## DOCUMENT TEXT
# More Corpus fun with NLTK

16 Feb 2022

## Let's load one of NLTK's corpora

NLTK can read in an entire corpus from a directory (the “root” directory).

As it reads in a corpus, it applies word tokenization: `.words()` and sentence tokenization: `.sents()`. 

I downloaded the inagural addresses corpus from here, which is what we'll be working on today: http://www.nltk.org/nltk_data/. I'm also putting it on our github.

Load these into your files directory (on the tab at the left)

In [None]:
import nltk 
nltk.download('punkt')
from nltk.corpus import PlaintextCorpusReader
corpus_root = '/content/inagural/'  
inaug = PlaintextCorpusReader(corpus_root, '.*txt')  # all files ending in 'txt' 

And then let's print out the list of the files

In [None]:
%pprint  # turn off pretty printing, which prints too many lines
# .txt file names as file IDs
inaug.fileids()

NLTK loads all these into one database, and we can look at the first 50 words of our corpus. Since they're stored in order, these are the first 50 words of Washington's inagural address. 

In [None]:
# NLTK automatically tokenizes the corpus for us. First 50 words: 
inaug.words()[:50]

If you know which file you're looking for, you can specify the ID, and look into files that way too:

In [None]:
# First 50 words from Obama 2013:
inaug.words('2013-Obama.txt')[:50]

NLTK automatically segments sentences too, which are accessed through .sents() -- you do have to download the punkt package to do this, but we've specified this already.

In [None]:

print(inaug.sents('2013-Obama.txt')[0])   # first sentence
print(inaug.sents('2013-Obama.txt')[1])   # 2nd sentence

So let's do some comparison across these presidents.

In [None]:
# How long are these speeches in terms of word and sentence count?
print('Washington -- Word count: ', len(inaug.words('1789-Washington.txt')), 'Sentence count: ', len(inaug.sents('1789-Washington.txt')))
print('Obama -- Word count:', len(inaug.words('2013-Obama.txt')), 'Sentence count: ', len(inaug.sents('2013-Obama.txt')))


We can write a loop that will give us these stats for all the presidents & their speeches

In [None]:
# for-loop through file IDs and print out various stats. 
# While looping, populate fid_avsent which holds avg sent lengths.

speech_stats = []    # initialize an empty list

for file in inaug.fileids():
    wcount = len(inaug.words(file))
    scount = len(inaug.sents(file))
    print(f'Words: {wcount} Sents: {scount} Avg. w/s: {round(wcount/scount)} {file}', sep='\t')  
    speech_stats.append( (wcount/scount, file) )      # append a pair (x, y) to list


### OH NO! AN ERROR!

Look at the error output -- the 2005-Bush.txt file produces a **Unicode encoding error**. 

WHAT CAN WE DO??

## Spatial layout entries

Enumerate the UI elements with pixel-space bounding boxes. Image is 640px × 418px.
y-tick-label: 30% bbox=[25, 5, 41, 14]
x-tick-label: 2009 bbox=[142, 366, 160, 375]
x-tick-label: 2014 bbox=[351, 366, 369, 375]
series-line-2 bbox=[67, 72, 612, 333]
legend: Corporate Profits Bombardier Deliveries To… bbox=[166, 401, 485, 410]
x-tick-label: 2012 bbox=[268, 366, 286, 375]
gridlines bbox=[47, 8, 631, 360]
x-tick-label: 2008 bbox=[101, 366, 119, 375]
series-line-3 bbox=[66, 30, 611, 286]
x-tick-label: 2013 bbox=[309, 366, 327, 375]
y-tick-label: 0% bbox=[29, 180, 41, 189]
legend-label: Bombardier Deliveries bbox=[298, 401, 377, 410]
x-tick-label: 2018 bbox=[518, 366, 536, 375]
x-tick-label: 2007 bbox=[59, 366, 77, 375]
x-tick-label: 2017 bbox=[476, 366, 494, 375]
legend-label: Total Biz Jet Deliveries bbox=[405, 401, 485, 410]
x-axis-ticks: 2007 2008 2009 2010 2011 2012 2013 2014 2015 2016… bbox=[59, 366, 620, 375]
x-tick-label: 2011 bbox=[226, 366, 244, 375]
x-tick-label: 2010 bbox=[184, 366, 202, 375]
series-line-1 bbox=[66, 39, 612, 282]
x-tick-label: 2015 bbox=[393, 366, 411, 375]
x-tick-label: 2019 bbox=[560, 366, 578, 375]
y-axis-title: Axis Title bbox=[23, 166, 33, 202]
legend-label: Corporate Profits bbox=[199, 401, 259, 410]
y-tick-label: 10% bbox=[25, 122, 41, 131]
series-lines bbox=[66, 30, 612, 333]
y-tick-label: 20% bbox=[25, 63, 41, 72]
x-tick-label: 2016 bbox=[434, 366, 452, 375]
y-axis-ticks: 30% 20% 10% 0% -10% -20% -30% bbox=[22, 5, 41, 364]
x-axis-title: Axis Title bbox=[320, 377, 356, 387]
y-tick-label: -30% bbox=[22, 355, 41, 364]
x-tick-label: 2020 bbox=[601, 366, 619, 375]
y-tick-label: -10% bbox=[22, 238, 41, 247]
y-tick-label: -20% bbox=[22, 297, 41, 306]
==
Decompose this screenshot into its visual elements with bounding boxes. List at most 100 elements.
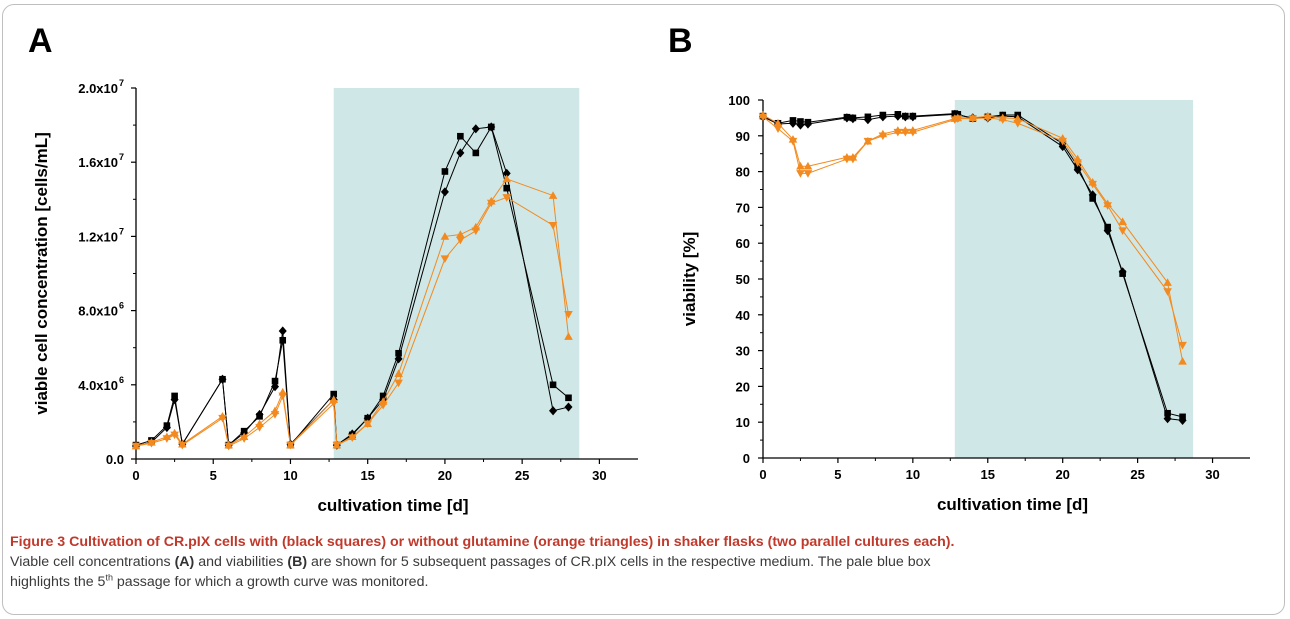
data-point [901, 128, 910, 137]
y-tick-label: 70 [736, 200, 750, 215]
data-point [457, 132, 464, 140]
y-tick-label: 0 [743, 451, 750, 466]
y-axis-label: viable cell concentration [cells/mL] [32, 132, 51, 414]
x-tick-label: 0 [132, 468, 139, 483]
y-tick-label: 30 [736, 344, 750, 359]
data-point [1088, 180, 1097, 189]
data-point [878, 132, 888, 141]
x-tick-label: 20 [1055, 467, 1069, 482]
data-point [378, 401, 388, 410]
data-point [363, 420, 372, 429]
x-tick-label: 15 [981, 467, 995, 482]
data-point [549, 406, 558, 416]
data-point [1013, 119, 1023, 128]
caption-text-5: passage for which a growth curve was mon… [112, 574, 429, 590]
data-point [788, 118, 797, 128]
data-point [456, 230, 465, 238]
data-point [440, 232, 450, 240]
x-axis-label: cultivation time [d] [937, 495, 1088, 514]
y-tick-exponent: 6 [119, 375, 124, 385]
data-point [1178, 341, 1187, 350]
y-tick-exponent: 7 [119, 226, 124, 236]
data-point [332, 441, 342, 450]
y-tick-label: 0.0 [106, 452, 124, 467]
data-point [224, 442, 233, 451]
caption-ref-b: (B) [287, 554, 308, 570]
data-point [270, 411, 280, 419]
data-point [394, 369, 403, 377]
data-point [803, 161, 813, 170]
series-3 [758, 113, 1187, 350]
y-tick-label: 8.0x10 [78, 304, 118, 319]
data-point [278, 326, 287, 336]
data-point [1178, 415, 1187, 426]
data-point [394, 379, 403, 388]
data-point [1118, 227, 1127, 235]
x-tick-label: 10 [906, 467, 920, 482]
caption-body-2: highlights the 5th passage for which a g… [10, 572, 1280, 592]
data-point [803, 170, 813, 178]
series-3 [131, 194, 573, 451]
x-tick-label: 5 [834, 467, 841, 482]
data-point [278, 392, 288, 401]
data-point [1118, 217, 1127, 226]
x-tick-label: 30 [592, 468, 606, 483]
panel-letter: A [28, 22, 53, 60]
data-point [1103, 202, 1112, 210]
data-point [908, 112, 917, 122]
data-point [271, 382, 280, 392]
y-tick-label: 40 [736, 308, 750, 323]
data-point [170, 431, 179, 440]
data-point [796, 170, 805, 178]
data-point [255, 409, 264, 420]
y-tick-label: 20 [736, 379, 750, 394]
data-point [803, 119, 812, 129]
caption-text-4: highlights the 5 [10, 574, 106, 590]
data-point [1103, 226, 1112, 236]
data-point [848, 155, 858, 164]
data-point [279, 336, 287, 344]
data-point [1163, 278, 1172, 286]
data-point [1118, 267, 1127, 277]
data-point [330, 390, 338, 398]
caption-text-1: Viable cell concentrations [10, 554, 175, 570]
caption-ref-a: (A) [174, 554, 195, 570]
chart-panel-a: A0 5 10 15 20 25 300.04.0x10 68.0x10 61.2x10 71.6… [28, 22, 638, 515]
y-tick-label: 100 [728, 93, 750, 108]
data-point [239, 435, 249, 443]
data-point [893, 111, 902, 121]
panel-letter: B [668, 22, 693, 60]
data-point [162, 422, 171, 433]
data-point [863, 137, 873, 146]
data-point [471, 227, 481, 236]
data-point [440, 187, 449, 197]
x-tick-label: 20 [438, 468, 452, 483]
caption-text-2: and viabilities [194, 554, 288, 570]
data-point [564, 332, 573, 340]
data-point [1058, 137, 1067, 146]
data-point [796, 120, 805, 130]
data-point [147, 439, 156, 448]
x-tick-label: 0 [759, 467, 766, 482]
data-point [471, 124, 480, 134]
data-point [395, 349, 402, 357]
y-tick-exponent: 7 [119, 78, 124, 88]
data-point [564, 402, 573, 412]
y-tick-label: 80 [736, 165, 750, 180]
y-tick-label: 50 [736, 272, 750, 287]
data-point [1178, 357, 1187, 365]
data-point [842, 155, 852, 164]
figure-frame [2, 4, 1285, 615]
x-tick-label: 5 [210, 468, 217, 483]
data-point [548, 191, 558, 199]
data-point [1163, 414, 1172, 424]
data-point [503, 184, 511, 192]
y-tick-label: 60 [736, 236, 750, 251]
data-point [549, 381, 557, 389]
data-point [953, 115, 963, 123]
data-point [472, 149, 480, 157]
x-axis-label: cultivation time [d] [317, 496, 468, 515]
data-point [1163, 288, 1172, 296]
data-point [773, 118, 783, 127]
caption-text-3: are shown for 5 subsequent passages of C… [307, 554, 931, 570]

## AIM
Reproduce the passage of the NLTK corpus tutorial from "# More Corpus" up to and including "on our github.".

## REPLY TO THE TASK
# More Corpus fun with NLTK

16 Feb 2022

## Let's load one of NLTK's corpora

NLTK can read in an entire corpus from a directory (the “root” directory).

As it reads in a corpus, it applies word tokenization: `.words()` and sentence tokenization: `.sents()`. 

I downloaded the inagural addresses corpus from here, which is what we'll be working on today: http://www.nltk.org/nltk_data/. I'm also putting it on our github.